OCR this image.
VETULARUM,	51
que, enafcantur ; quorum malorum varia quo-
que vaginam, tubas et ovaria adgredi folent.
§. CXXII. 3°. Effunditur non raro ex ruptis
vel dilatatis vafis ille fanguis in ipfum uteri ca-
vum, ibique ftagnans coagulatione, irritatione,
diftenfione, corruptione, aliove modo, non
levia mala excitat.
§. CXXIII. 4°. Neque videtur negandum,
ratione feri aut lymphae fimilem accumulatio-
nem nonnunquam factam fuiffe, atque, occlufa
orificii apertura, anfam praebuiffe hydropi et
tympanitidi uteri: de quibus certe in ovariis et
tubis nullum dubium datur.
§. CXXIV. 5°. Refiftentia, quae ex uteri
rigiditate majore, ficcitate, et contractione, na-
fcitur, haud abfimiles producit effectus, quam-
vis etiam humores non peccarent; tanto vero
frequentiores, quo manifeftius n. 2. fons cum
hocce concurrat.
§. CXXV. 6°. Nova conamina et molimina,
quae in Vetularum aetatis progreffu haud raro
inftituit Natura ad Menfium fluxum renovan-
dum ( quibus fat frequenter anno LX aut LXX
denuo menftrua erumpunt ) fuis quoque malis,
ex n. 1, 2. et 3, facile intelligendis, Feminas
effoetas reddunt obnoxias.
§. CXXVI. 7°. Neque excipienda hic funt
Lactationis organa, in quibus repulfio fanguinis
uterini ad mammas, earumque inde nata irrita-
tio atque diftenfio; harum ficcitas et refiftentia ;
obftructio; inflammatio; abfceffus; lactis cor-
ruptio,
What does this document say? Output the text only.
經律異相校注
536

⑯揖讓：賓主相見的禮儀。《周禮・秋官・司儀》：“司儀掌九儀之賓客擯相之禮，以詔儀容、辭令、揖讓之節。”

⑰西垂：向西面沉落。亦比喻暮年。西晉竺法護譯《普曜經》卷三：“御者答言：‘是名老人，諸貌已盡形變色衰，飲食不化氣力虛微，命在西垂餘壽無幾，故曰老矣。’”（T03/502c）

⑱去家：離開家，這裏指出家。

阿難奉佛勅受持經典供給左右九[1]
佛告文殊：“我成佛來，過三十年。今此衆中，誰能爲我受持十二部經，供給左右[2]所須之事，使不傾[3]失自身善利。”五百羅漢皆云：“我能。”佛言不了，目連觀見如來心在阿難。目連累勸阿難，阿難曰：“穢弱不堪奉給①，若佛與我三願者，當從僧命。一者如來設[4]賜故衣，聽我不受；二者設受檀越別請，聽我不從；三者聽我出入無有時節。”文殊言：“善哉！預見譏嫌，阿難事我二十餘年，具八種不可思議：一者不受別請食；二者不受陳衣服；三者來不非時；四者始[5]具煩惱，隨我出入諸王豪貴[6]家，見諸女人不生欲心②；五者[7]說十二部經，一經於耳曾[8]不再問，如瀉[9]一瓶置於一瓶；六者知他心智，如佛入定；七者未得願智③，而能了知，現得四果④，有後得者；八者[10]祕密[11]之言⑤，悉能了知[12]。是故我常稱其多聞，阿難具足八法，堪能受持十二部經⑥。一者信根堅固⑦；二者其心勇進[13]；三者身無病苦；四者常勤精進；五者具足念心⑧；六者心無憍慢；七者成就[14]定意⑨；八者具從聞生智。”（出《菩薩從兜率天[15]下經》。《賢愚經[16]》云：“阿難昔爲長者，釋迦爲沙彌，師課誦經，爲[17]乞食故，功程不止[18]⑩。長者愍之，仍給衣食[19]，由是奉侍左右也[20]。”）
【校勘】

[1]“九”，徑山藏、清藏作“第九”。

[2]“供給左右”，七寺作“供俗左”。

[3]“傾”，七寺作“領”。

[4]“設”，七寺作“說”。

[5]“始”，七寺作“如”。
----------
> [WHAT IS EXPECTED]:
List each line of the records that holds the string "raro".

> [THE SOLUTION]:
§. CXXII. 3°. Effunditur non raro ex ruptis
quae in Vetularum aetatis progreffu haud raro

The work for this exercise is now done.